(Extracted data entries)
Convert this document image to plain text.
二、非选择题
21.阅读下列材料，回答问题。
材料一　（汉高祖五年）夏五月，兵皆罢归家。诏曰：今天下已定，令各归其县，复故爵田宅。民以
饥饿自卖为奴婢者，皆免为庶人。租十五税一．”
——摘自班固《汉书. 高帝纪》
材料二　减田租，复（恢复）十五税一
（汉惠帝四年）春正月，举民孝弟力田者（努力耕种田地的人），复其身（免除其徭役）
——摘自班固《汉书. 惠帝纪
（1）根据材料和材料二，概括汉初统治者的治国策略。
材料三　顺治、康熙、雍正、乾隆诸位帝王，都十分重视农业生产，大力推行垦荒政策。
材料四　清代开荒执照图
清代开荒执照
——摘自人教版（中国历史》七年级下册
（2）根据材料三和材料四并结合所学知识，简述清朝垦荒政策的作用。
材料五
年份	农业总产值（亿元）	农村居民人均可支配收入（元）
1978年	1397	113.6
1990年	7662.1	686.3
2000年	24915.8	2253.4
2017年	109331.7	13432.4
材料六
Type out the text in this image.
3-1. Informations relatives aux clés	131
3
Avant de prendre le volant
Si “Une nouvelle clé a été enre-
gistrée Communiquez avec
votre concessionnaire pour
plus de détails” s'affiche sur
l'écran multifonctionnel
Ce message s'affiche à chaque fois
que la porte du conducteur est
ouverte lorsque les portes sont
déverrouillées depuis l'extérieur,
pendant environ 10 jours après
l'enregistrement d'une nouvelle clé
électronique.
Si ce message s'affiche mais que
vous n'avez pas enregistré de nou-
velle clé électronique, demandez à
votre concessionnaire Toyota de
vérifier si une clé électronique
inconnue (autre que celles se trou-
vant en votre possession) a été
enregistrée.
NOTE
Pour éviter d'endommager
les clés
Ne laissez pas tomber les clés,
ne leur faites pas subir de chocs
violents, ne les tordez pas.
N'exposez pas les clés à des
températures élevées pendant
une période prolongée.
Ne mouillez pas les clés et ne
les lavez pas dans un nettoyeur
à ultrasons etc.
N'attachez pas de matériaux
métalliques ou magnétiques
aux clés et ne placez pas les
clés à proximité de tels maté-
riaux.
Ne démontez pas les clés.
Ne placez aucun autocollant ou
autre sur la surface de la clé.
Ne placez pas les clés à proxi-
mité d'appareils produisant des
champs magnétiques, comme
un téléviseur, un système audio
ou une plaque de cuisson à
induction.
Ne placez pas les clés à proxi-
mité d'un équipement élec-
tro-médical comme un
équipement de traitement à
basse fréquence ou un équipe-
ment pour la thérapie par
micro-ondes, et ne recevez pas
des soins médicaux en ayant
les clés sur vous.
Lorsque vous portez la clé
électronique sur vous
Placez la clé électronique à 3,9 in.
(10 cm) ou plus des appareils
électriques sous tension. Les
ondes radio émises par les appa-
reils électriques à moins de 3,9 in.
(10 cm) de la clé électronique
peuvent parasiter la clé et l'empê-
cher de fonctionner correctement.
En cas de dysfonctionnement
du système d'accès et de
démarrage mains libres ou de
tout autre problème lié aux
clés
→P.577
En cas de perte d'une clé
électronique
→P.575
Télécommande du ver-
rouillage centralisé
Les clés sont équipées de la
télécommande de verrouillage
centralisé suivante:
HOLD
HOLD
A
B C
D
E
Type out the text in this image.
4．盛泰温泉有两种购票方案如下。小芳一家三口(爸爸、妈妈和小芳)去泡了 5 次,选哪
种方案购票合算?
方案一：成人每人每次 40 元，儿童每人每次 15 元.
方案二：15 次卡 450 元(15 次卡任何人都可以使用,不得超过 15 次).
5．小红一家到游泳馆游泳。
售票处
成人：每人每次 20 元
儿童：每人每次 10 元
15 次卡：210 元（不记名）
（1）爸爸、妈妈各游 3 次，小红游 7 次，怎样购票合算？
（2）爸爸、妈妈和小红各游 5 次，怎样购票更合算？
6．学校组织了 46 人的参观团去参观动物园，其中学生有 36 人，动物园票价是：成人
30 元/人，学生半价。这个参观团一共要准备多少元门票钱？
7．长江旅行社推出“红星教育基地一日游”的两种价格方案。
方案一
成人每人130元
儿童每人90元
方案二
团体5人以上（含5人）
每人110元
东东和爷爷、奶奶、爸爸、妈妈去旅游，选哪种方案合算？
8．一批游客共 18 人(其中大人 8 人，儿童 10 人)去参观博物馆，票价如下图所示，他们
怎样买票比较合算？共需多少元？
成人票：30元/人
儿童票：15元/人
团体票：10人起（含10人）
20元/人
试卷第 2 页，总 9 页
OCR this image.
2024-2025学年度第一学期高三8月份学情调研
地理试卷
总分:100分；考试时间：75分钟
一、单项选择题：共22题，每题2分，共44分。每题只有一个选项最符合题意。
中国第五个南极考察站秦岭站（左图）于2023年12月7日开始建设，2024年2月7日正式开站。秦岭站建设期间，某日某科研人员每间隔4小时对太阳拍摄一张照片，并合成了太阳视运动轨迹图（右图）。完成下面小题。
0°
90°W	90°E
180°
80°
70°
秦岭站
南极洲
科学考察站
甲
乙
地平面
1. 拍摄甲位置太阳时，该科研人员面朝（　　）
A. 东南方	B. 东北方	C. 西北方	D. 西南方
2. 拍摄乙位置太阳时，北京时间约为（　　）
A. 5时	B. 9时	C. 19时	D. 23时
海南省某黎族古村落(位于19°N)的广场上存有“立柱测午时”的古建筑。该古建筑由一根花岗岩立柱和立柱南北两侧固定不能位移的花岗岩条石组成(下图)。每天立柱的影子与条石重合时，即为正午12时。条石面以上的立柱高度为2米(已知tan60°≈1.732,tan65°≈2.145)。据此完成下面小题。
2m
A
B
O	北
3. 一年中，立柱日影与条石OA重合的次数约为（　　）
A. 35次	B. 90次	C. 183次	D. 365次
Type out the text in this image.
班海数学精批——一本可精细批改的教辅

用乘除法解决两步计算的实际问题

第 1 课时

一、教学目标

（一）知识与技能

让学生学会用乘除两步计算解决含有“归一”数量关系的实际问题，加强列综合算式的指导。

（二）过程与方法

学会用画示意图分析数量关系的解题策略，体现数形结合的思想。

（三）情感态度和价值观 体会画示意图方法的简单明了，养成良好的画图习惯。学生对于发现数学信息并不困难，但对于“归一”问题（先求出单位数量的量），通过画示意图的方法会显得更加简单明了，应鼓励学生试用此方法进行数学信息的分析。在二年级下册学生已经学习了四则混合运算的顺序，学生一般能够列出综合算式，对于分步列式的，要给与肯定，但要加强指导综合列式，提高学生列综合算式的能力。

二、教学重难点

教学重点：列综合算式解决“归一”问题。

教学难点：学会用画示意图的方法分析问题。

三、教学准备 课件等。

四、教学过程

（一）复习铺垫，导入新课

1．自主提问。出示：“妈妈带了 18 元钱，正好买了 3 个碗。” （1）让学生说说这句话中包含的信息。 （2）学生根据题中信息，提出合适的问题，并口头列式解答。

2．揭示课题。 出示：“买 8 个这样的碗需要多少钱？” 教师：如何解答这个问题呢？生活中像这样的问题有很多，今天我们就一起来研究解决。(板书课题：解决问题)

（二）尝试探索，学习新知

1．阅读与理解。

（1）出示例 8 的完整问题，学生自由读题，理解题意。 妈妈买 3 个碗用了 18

» **Exercise brief**
Exactly reproduce all of the entries above.

» **Reply to the task**
Convert this document image to plain text.
二、非选择题
21.阅读下列材料，回答问题。
材料一　（汉高祖五年）夏五月，兵皆罢归家。诏曰：今天下已定，令各归其县，复故爵田宅。民以
饥饿自卖为奴婢者，皆免为庶人。租十五税一．”
——摘自班固《汉书. 高帝纪》
材料二　减田租，复（恢复）十五税一
（汉惠帝四年）春正月，举民孝弟力田者（努力耕种田地的人），复其身（免除其徭役）
——摘自班固《汉书. 惠帝纪
（1）根据材料和材料二，概括汉初统治者的治国策略。
材料三　顺治、康熙、雍正、乾隆诸位帝王，都十分重视农业生产，大力推行垦荒政策。
材料四　清代开荒执照图
清代开荒执照
——摘自人教版（中国历史》七年级下册
（2）根据材料三和材料四并结合所学知识，简述清朝垦荒政策的作用。
材料五
年份	农业总产值（亿元）	农村居民人均可支配收入（元）
1978年	1397	113.6
1990年	7662.1	686.3
2000年	24915.8	2253.4
2017年	109331.7	13432.4
材料六
Type out the text in this image.
3-1. Informations relatives aux clés	131
3
Avant de prendre le volant
Si “Une nouvelle clé a été enre-
gistrée Communiquez avec
votre concessionnaire pour
plus de détails” s'affiche sur
l'écran multifonctionnel
Ce message s'affiche à chaque fois
que la porte du conducteur est
ouverte lorsque les portes sont
déverrouillées depuis l'extérieur,
pendant environ 10 jours après
l'enregistrement d'une nouvelle clé
électronique.
Si ce message s'affiche mais que
vous n'avez pas enregistré de nou-
velle clé électronique, demandez à
votre concessionnaire Toyota de
vérifier si une clé électronique
inconnue (autre que celles se trou-
vant en votre possession) a été
enregistrée.
NOTE
Pour éviter d'endommager
les clés
Ne laissez pas tomber les clés,
ne leur faites pas subir de chocs
violents, ne les tordez pas.
N'exposez pas les clés à des
températures élevées pendant
une période prolongée.
Ne mouillez pas les clés et ne
les lavez pas dans un nettoyeur
à ultrasons etc.
N'attachez pas de matériaux
métalliques ou magnétiques
aux clés et ne placez pas les
clés à proximité de tels maté-
riaux.
Ne démontez pas les clés.
Ne placez aucun autocollant ou
autre sur la surface de la clé.
Ne placez pas les clés à proxi-
mité d'appareils produisant des
champs magnétiques, comme
un téléviseur, un système audio
ou une plaque de cuisson à
induction.
Ne placez pas les clés à proxi-
mité d'un équipement élec-
tro-médical comme un
équipement de traitement à
basse fréquence ou un équipe-
ment pour la thérapie par
micro-ondes, et ne recevez pas
des soins médicaux en ayant
les clés sur vous.
Lorsque vous portez la clé
électronique sur vous
Placez la clé électronique à 3,9 in.
(10 cm) ou plus des appareils
électriques sous tension. Les
ondes radio émises par les appa-
reils électriques à moins de 3,9 in.
(10 cm) de la clé électronique
peuvent parasiter la clé et l'empê-
cher de fonctionner correctement.
En cas de dysfonctionnement
du système d'accès et de
démarrage mains libres ou de
tout autre problème lié aux
clés
→P.577
En cas de perte d'une clé
électronique
→P.575
Télécommande du ver-
rouillage centralisé
Les clés sont équipées de la
télécommande de verrouillage
centralisé suivante:
HOLD
HOLD
A
B C
D
E
Type out the text in this image.
4．盛泰温泉有两种购票方案如下。小芳一家三口(爸爸、妈妈和小芳)去泡了 5 次,选哪
种方案购票合算?
方案一：成人每人每次 40 元，儿童每人每次 15 元.
方案二：15 次卡 450 元(15 次卡任何人都可以使用,不得超过 15 次).
5．小红一家到游泳馆游泳。
售票处
成人：每人每次 20 元
儿童：每人每次 10 元
15 次卡：210 元（不记名）
（1）爸爸、妈妈各游 3 次，小红游 7 次，怎样购票合算？
（2）爸爸、妈妈和小红各游 5 次，怎样购票更合算？
6．学校组织了 46 人的参观团去参观动物园，其中学生有 36 人，动物园票价是：成人
30 元/人，学生半价。这个参观团一共要准备多少元门票钱？
7．长江旅行社推出“红星教育基地一日游”的两种价格方案。
方案一
成人每人130元
儿童每人90元
方案二
团体5人以上（含5人）
每人110元
东东和爷爷、奶奶、爸爸、妈妈去旅游，选哪种方案合算？
8．一批游客共 18 人(其中大人 8 人，儿童 10 人)去参观博物馆，票价如下图所示，他们
怎样买票比较合算？共需多少元？
成人票：30元/人
儿童票：15元/人
团体票：10人起（含10人）
20元/人
试卷第 2 页，总 9 页
OCR this image.
2024-2025学年度第一学期高三8月份学情调研
地理试卷
总分:100分；考试时间：75分钟
一、单项选择题：共22题，每题2分，共44分。每题只有一个选项最符合题意。
中国第五个南极考察站秦岭站（左图）于2023年12月7日开始建设，2024年2月7日正式开站。秦岭站建设期间，某日某科研人员每间隔4小时对太阳拍摄一张照片，并合成了太阳视运动轨迹图（右图）。完成下面小题。
0°
90°W	90°E
180°
80°
70°
秦岭站
南极洲
科学考察站
甲
乙
地平面
1. 拍摄甲位置太阳时，该科研人员面朝（　　）
A. 东南方	B. 东北方	C. 西北方	D. 西南方
2. 拍摄乙位置太阳时，北京时间约为（　　）
A. 5时	B. 9时	C. 19时	D. 23时
海南省某黎族古村落(位于19°N)的广场上存有“立柱测午时”的古建筑。该古建筑由一根花岗岩立柱和立柱南北两侧固定不能位移的花岗岩条石组成(下图)。每天立柱的影子与条石重合时，即为正午12时。条石面以上的立柱高度为2米(已知tan60°≈1.732,tan65°≈2.145)。据此完成下面小题。
2m
A
B
O	北
3. 一年中，立柱日影与条石OA重合的次数约为（　　）
A. 35次	B. 90次	C. 183次	D. 365次
Type out the text in this image.
班海数学精批——一本可精细批改的教辅

用乘除法解决两步计算的实际问题

第 1 课时

一、教学目标

（一）知识与技能

让学生学会用乘除两步计算解决含有“归一”数量关系的实际问题，加强列综合算式的指导。

（二）过程与方法

学会用画示意图分析数量关系的解题策略，体现数形结合的思想。

（三）情感态度和价值观 体会画示意图方法的简单明了，养成良好的画图习惯。学生对于发现数学信息并不困难，但对于“归一”问题（先求出单位数量的量），通过画示意图的方法会显得更加简单明了，应鼓励学生试用此方法进行数学信息的分析。在二年级下册学生已经学习了四则混合运算的顺序，学生一般能够列出综合算式，对于分步列式的，要给与肯定，但要加强指导综合列式，提高学生列综合算式的能力。

二、教学重难点

教学重点：列综合算式解决“归一”问题。

教学难点：学会用画示意图的方法分析问题。

三、教学准备 课件等。

四、教学过程

（一）复习铺垫，导入新课

1．自主提问。出示：“妈妈带了 18 元钱，正好买了 3 个碗。” （1）让学生说说这句话中包含的信息。 （2）学生根据题中信息，提出合适的问题，并口头列式解答。

2．揭示课题。 出示：“买 8 个这样的碗需要多少钱？” 教师：如何解答这个问题呢？生活中像这样的问题有很多，今天我们就一起来研究解决。(板书课题：解决问题)

（二）尝试探索，学习新知

1．阅读与理解。

（1）出示例 8 的完整问题，学生自由读题，理解题意。 妈妈买 3 个碗用了 18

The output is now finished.